◆ Data supplied:
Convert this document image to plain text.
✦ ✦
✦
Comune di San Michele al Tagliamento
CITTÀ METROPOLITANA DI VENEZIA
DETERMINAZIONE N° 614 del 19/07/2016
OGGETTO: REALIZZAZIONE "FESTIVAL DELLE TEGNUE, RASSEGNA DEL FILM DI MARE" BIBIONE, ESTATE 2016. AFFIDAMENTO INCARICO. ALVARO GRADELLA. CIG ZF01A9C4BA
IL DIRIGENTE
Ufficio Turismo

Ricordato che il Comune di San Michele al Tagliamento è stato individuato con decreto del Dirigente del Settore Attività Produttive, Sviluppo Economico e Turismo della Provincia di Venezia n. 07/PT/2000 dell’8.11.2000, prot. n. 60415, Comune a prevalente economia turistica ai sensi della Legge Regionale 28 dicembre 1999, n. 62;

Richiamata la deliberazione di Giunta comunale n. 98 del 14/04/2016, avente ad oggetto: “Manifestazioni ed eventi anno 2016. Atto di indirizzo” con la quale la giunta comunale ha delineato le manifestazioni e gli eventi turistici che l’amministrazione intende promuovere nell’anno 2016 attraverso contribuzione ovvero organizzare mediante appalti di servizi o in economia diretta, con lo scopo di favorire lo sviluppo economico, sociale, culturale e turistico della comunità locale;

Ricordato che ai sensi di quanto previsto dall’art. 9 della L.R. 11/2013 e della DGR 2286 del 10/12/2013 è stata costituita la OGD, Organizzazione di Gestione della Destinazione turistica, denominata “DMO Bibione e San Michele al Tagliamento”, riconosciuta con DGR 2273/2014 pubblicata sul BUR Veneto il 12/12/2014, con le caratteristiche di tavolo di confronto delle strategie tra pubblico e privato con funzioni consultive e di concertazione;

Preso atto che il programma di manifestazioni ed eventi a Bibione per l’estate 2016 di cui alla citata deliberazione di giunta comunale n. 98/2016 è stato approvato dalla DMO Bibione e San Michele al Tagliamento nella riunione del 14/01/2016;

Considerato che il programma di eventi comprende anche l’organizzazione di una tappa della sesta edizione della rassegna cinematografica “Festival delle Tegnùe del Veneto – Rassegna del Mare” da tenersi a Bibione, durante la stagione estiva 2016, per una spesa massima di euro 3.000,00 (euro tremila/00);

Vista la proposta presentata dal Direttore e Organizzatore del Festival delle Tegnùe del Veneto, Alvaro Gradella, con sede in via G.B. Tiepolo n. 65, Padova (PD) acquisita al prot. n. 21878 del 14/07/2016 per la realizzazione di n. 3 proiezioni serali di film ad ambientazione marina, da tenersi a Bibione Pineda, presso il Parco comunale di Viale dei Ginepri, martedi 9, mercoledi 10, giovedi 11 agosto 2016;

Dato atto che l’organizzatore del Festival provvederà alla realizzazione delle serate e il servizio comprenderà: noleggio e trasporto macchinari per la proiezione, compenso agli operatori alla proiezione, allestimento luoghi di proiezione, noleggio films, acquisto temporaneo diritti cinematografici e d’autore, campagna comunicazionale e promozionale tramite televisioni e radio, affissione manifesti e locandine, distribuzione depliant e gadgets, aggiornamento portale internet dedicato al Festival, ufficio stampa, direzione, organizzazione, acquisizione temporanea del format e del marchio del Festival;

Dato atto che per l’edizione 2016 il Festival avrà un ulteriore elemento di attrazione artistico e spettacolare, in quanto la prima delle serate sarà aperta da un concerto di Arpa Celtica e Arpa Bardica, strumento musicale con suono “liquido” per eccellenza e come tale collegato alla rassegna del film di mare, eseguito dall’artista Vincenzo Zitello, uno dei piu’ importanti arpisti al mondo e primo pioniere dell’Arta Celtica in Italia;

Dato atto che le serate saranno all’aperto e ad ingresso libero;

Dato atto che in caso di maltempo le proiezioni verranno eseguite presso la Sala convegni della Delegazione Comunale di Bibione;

◆ Written request: Return every line in the listing that contains the word "stato".

◆ Answer to the task:
Ricordato che il Comune di San Michele al Tagliamento è stato individuato con decreto del Dirigente del Settore Attività Produttive, Sviluppo Economico e Turismo della Provincia di Venezia n. 07/PT/2000 dell’8.11.2000, prot. n. 60415, Comune a prevalente economia turistica ai sensi della Legge Regionale 28 dicembre 1999, n. 62;
Preso atto che il programma di manifestazioni ed eventi a Bibione per l’estate 2016 di cui alla citata deliberazione di giunta comunale n. 98/2016 è stato approvato dalla DMO Bibione e San Michele al Tagliamento nella riunione del 14/01/2016;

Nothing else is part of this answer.